== What is asked ==
Write out the records word for word, with no pictures.

== Records to use ==

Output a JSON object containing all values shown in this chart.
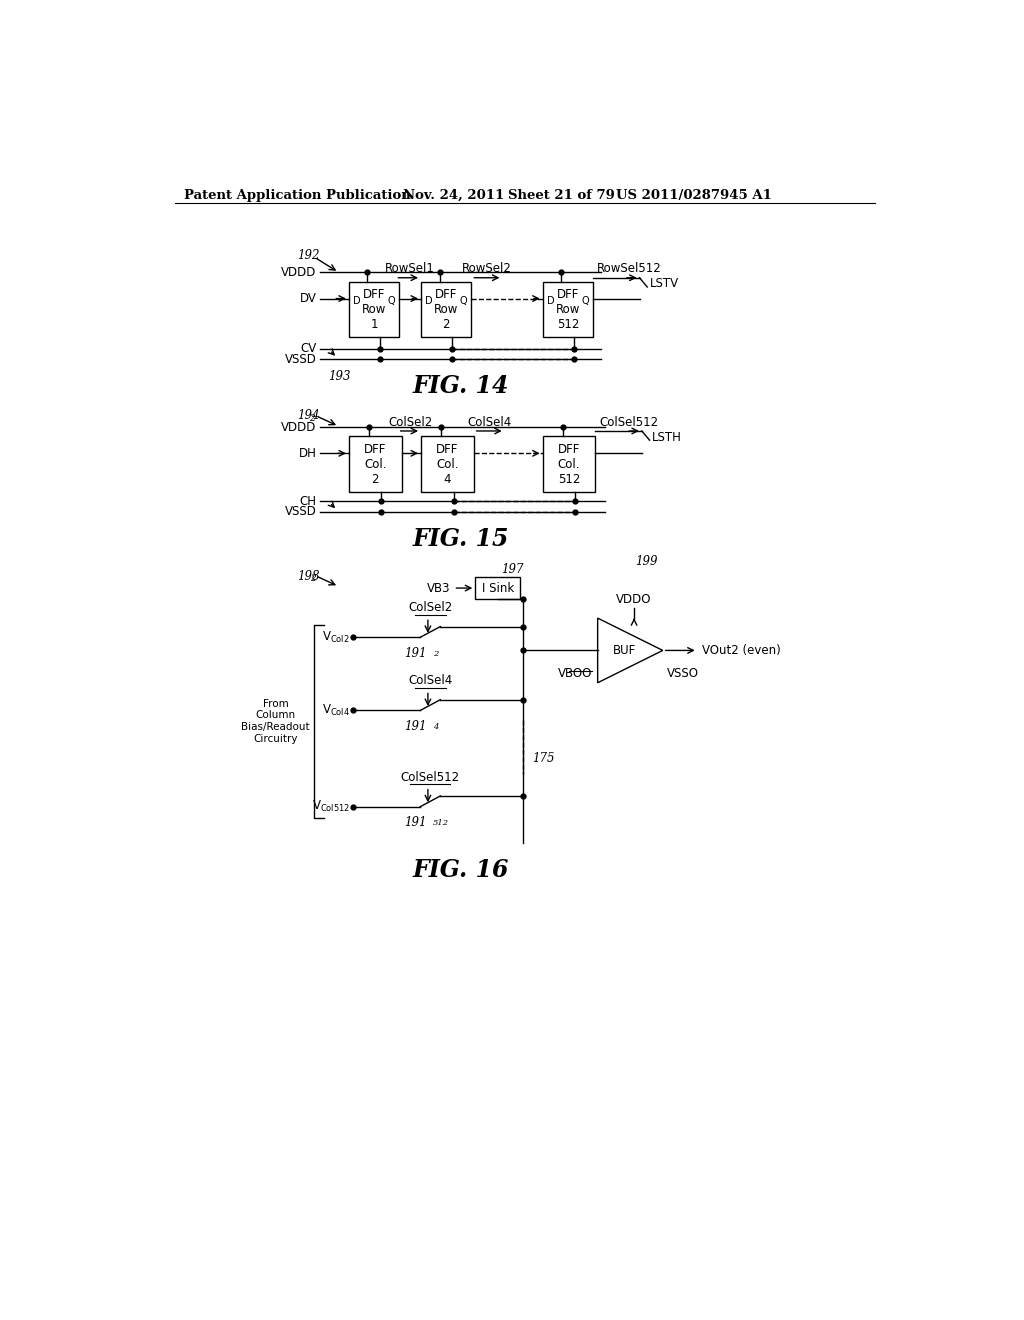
{
  "bg_color": "#ffffff",
  "header_text": "Patent Application Publication",
  "header_date": "Nov. 24, 2011",
  "header_sheet": "Sheet 21 of 79",
  "header_patent": "US 2011/0287945 A1",
  "fig14_label": "FIG. 14",
  "fig15_label": "FIG. 15",
  "fig16_label": "FIG. 16"
}
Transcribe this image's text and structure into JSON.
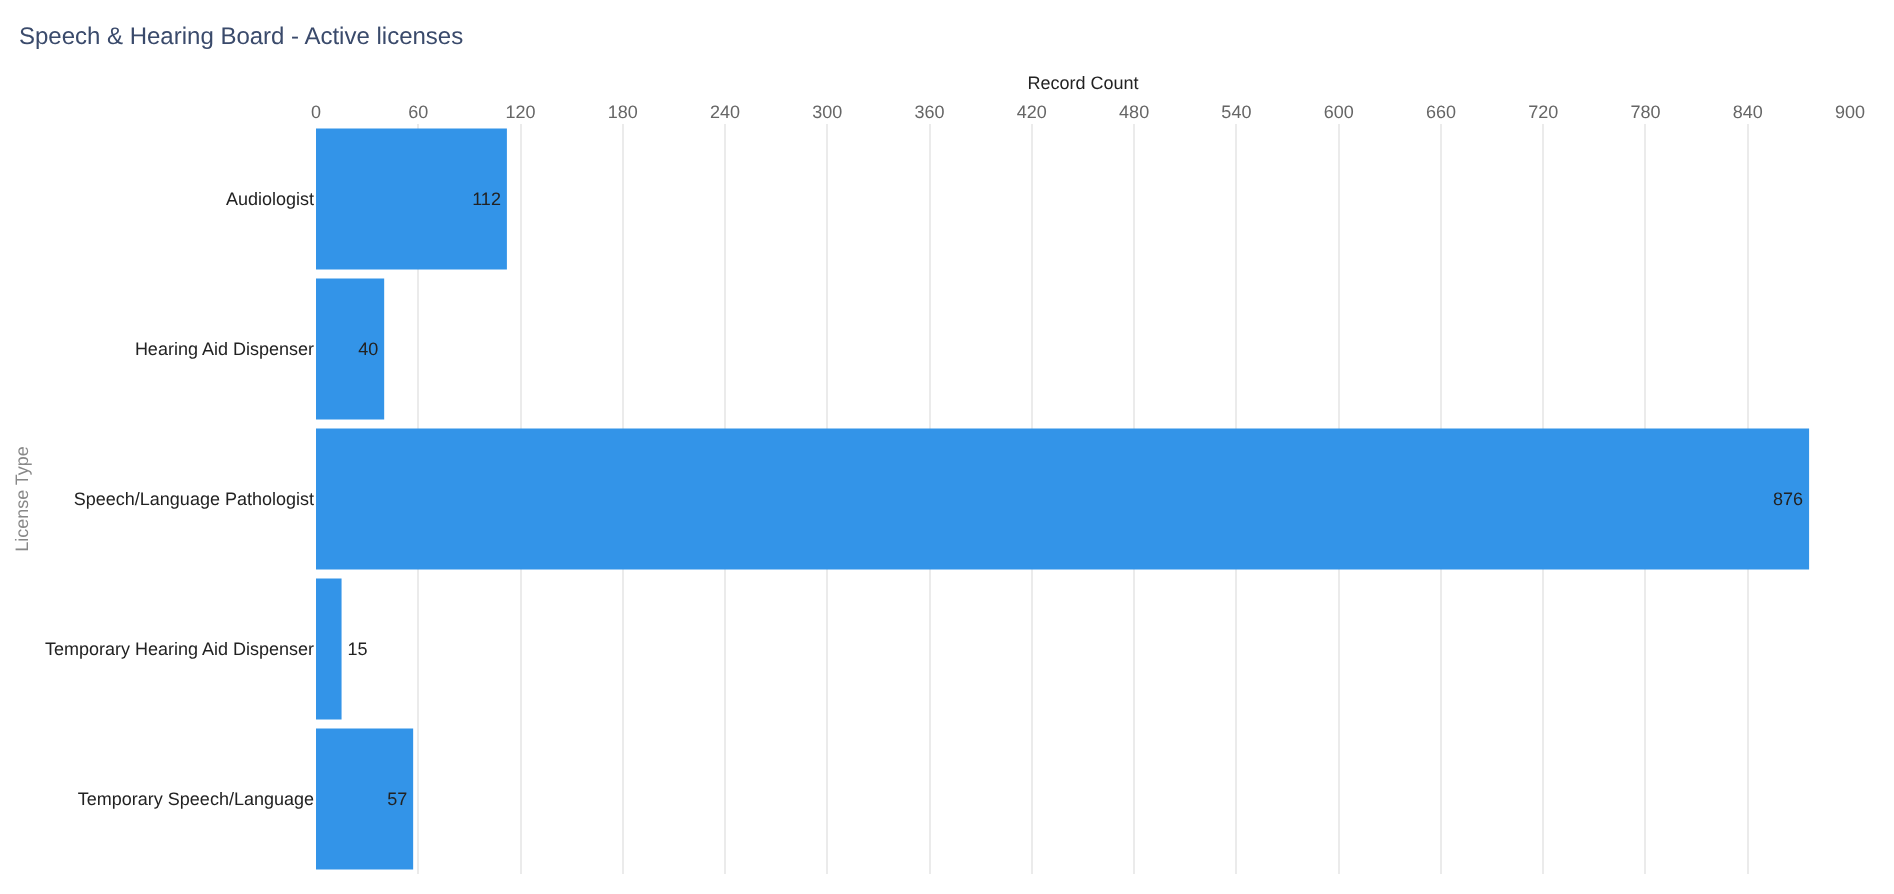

== Complete output ==
Output a JSON object containing all values shown in this chart.
{
  "bg_color": "#ffffff",
  "header_text": "Patent Application Publication",
  "header_date": "Nov. 24, 2011",
  "header_sheet": "Sheet 21 of 79",
  "header_patent": "US 2011/0287945 A1",
  "fig14_label": "FIG. 14",
  "fig15_label": "FIG. 15",
  "fig16_label": "FIG. 16"
}
Transcribe this image's text and structure into JSON.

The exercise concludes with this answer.